INSTRUCTION: Format every line of the items below as a Markdown table with two columns, Row and Entry. Number the lines in order and skip any blank ones.

PROVIDED ENTRIES:
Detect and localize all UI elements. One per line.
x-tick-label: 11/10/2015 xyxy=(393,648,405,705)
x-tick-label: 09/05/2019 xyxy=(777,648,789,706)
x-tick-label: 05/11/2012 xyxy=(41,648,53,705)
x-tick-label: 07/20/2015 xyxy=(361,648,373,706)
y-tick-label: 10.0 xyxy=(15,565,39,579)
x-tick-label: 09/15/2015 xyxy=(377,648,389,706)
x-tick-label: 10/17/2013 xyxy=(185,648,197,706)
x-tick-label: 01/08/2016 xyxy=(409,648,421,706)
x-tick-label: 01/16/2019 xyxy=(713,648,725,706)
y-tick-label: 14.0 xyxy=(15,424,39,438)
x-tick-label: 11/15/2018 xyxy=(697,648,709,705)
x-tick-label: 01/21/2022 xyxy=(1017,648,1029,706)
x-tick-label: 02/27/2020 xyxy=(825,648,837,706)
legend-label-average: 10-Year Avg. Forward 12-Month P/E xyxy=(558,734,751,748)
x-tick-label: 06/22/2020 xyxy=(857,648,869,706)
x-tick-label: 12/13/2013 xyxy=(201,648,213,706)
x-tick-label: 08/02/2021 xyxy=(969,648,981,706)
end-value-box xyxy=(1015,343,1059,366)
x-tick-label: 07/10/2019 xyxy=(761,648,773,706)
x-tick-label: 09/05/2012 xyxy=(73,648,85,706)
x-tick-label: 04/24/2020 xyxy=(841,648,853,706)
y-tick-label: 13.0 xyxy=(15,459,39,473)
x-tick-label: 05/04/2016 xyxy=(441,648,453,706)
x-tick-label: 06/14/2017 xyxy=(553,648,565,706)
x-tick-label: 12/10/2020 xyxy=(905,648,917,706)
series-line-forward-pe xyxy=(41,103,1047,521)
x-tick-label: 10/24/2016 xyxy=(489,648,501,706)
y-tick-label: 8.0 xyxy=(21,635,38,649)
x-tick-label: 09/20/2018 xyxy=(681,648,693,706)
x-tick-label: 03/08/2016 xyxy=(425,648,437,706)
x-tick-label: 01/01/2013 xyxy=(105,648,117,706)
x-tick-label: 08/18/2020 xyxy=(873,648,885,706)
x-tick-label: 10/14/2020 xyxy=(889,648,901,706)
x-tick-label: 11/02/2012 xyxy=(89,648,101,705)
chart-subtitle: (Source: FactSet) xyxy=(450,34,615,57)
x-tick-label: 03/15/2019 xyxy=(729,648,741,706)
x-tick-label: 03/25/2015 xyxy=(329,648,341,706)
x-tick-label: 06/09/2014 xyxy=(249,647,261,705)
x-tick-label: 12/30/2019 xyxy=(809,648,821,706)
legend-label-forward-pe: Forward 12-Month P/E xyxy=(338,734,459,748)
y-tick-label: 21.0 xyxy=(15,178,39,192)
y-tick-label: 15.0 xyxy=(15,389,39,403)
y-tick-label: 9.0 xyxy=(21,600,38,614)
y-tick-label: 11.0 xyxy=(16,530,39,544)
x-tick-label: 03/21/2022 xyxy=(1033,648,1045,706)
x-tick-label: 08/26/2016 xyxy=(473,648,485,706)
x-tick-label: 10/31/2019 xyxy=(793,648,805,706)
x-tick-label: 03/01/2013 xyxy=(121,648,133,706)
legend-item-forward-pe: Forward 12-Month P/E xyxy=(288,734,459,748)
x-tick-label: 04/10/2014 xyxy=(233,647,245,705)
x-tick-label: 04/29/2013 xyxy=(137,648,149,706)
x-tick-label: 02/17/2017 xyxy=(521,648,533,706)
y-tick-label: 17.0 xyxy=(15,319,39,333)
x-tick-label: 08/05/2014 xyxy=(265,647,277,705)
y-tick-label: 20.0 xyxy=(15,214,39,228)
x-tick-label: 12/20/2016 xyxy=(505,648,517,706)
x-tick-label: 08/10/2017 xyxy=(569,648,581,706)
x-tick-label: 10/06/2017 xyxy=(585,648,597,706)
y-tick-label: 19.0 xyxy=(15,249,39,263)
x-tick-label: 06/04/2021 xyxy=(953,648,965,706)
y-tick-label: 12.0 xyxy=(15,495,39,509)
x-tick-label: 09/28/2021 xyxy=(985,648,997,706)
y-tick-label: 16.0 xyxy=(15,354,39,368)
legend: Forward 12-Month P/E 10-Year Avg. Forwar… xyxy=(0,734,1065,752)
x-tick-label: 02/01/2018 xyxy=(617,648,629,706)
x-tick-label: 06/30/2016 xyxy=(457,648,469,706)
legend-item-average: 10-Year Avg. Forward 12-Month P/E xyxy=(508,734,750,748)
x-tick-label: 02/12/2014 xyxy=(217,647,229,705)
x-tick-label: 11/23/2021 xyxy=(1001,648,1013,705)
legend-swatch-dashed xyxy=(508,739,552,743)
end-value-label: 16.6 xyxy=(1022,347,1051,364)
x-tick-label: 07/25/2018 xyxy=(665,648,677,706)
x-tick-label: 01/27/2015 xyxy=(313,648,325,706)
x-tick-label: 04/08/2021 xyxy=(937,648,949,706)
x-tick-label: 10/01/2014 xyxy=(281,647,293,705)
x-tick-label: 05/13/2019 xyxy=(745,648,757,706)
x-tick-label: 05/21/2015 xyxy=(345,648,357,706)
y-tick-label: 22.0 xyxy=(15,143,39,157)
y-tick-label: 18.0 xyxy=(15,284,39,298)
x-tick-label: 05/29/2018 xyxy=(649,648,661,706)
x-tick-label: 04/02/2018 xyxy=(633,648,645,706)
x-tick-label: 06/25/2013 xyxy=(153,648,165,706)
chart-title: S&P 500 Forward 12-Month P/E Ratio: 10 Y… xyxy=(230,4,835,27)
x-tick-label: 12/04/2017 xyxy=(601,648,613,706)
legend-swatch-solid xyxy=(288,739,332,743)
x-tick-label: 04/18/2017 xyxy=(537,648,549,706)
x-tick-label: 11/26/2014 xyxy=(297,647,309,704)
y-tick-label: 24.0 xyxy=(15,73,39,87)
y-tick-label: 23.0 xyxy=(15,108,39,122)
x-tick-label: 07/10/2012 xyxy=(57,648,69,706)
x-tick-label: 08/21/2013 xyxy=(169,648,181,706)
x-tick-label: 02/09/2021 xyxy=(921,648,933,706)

RESPONSE TO THIS TASK:
| Row | Entry |
|---|---|
| 1 | Detect and localize all UI elements. One per line. |
| 2 | x-tick-label: 11/10/2015 xyxy=(393,648,405,705) |
| 3 | x-tick-label: 09/05/2019 xyxy=(777,648,789,706) |
| 4 | x-tick-label: 05/11/2012 xyxy=(41,648,53,705) |
| 5 | x-tick-label: 07/20/2015 xyxy=(361,648,373,706) |
| 6 | y-tick-label: 10.0 xyxy=(15,565,39,579) |
| 7 | x-tick-label: 09/15/2015 xyxy=(377,648,389,706) |
| 8 | x-tick-label: 10/17/2013 xyxy=(185,648,197,706) |
| 9 | x-tick-label: 01/08/2016 xyxy=(409,648,421,706) |
| 10 | x-tick-label: 01/16/2019 xyxy=(713,648,725,706) |
| 11 | y-tick-label: 14.0 xyxy=(15,424,39,438) |
| 12 | x-tick-label: 11/15/2018 xyxy=(697,648,709,705) |
| 13 | x-tick-label: 01/21/2022 xyxy=(1017,648,1029,706) |
| 14 | x-tick-label: 02/27/2020 xyxy=(825,648,837,706) |
| 15 | legend-label-average: 10-Year Avg. Forward 12-Month P/E xyxy=(558,734,751,748) |
| 16 | x-tick-label: 06/22/2020 xyxy=(857,648,869,706) |
| 17 | x-tick-label: 12/13/2013 xyxy=(201,648,213,706) |
| 18 | x-tick-label: 08/02/2021 xyxy=(969,648,981,706) |
| 19 | end-value-box xyxy=(1015,343,1059,366) |
| 20 | x-tick-label: 07/10/2019 xyxy=(761,648,773,706) |
| 21 | x-tick-label: 09/05/2012 xyxy=(73,648,85,706) |
| 22 | x-tick-label: 04/24/2020 xyxy=(841,648,853,706) |
| 23 | y-tick-label: 13.0 xyxy=(15,459,39,473) |
| 24 | x-tick-label: 05/04/2016 xyxy=(441,648,453,706) |
| 25 | x-tick-label: 06/14/2017 xyxy=(553,648,565,706) |
| 26 | x-tick-label: 12/10/2020 xyxy=(905,648,917,706) |
| 27 | series-line-forward-pe xyxy=(41,103,1047,521) |
| 28 | x-tick-label: 10/24/2016 xyxy=(489,648,501,706) |
| 29 | y-tick-label: 8.0 xyxy=(21,635,38,649) |
| 30 | x-tick-label: 09/20/2018 xyxy=(681,648,693,706) |
| 31 | x-tick-label: 03/08/2016 xyxy=(425,648,437,706) |
| 32 | x-tick-label: 01/01/2013 xyxy=(105,648,117,706) |
| 33 | x-tick-label: 08/18/2020 xyxy=(873,648,885,706) |
| 34 | x-tick-label: 10/14/2020 xyxy=(889,648,901,706) |
| 35 | x-tick-label: 11/02/2012 xyxy=(89,648,101,705) |
| 36 | chart-subtitle: (Source: FactSet) xyxy=(450,34,615,57) |
| 37 | x-tick-label: 03/15/2019 xyxy=(729,648,741,706) |
| 38 | x-tick-label: 03/25/2015 xyxy=(329,648,341,706) |
| 39 | x-tick-label: 06/09/2014 xyxy=(249,647,261,705) |
| 40 | x-tick-label: 12/30/2019 xyxy=(809,648,821,706) |
| 41 | legend-label-forward-pe: Forward 12-Month P/E xyxy=(338,734,459,748) |
| 42 | y-tick-label: 21.0 xyxy=(15,178,39,192) |
| 43 | y-tick-label: 15.0 xyxy=(15,389,39,403) |
| 44 | y-tick-label: 9.0 xyxy=(21,600,38,614) |
| 45 | y-tick-label: 11.0 xyxy=(16,530,39,544) |
| 46 | x-tick-label: 03/21/2022 xyxy=(1033,648,1045,706) |
| 47 | x-tick-label: 08/26/2016 xyxy=(473,648,485,706) |
| 48 | x-tick-label: 10/31/2019 xyxy=(793,648,805,706) |
| 49 | x-tick-label: 03/01/2013 xyxy=(121,648,133,706) |
| 50 | legend-item-forward-pe: Forward 12-Month P/E xyxy=(288,734,459,748) |
| 51 | x-tick-label: 04/10/2014 xyxy=(233,647,245,705) |
| 52 | x-tick-label: 04/29/2013 xyxy=(137,648,149,706) |
| 53 | x-tick-label: 02/17/2017 xyxy=(521,648,533,706) |
| 54 | y-tick-label: 17.0 xyxy=(15,319,39,333) |
| 55 | x-tick-label: 08/05/2014 xyxy=(265,647,277,705) |
| 56 | y-tick-label: 20.0 xyxy=(15,214,39,228) |
| 57 | x-tick-label: 12/20/2016 xyxy=(505,648,517,706) |
| 58 | x-tick-label: 08/10/2017 xyxy=(569,648,581,706) |
| 59 | x-tick-label: 10/06/2017 xyxy=(585,648,597,706) |
| 60 | y-tick-label: 19.0 xyxy=(15,249,39,263) |
| 61 | x-tick-label: 06/04/2021 xyxy=(953,648,965,706) |
| 62 | y-tick-label: 12.0 xyxy=(15,495,39,509) |
| 63 | x-tick-label: 09/28/2021 xyxy=(985,648,997,706) |
| 64 | y-tick-label: 16.0 xyxy=(15,354,39,368) |
| 65 | legend: Forward 12-Month P/E 10-Year Avg. Forwar… xyxy=(0,734,1065,752) |
| 66 | x-tick-label: 02/01/2018 xyxy=(617,648,629,706) |
| 67 | x-tick-label: 06/30/2016 xyxy=(457,648,469,706) |
| 68 | legend-item-average: 10-Year Avg. Forward 12-Month P/E xyxy=(508,734,750,748) |
| 69 | x-tick-label: 02/12/2014 xyxy=(217,647,229,705) |
| 70 | x-tick-label: 11/23/2021 xyxy=(1001,648,1013,705) |
| 71 | legend-swatch-dashed xyxy=(508,739,552,743) |
| 72 | end-value-label: 16.6 xyxy=(1022,347,1051,364) |
| 73 | x-tick-label: 07/25/2018 xyxy=(665,648,677,706) |
| 74 | x-tick-label: 01/27/2015 xyxy=(313,648,325,706) |
| 75 | x-tick-label: 04/08/2021 xyxy=(937,648,949,706) |
| 76 | x-tick-label: 10/01/2014 xyxy=(281,647,293,705) |
| 77 | x-tick-label: 05/13/2019 xyxy=(745,648,757,706) |
| 78 | x-tick-label: 05/21/2015 xyxy=(345,648,357,706) |
| 79 | y-tick-label: 22.0 xyxy=(15,143,39,157) |
| 80 | y-tick-label: 18.0 xyxy=(15,284,39,298) |
| 81 | x-tick-label: 05/29/2018 xyxy=(649,648,661,706) |
| 82 | x-tick-label: 04/02/2018 xyxy=(633,648,645,706) |
| 83 | x-tick-label: 06/25/2013 xyxy=(153,648,165,706) |
| 84 | chart-title: S&P 500 Forward 12-Month P/E Ratio: 10 Y… xyxy=(230,4,835,27) |
| 85 | x-tick-label: 12/04/2017 xyxy=(601,648,613,706) |
| 86 | legend-swatch-solid xyxy=(288,739,332,743) |
| 87 | x-tick-label: 04/18/2017 xyxy=(537,648,549,706) |
| 88 | x-tick-label: 11/26/2014 xyxy=(297,647,309,704) |
| 89 | y-tick-label: 24.0 xyxy=(15,73,39,87) |
| 90 | y-tick-label: 23.0 xyxy=(15,108,39,122) |
| 91 | x-tick-label: 07/10/2012 xyxy=(57,648,69,706) |
| 92 | x-tick-label: 08/21/2013 xyxy=(169,648,181,706) |
| 93 | x-tick-label: 02/09/2021 xyxy=(921,648,933,706) |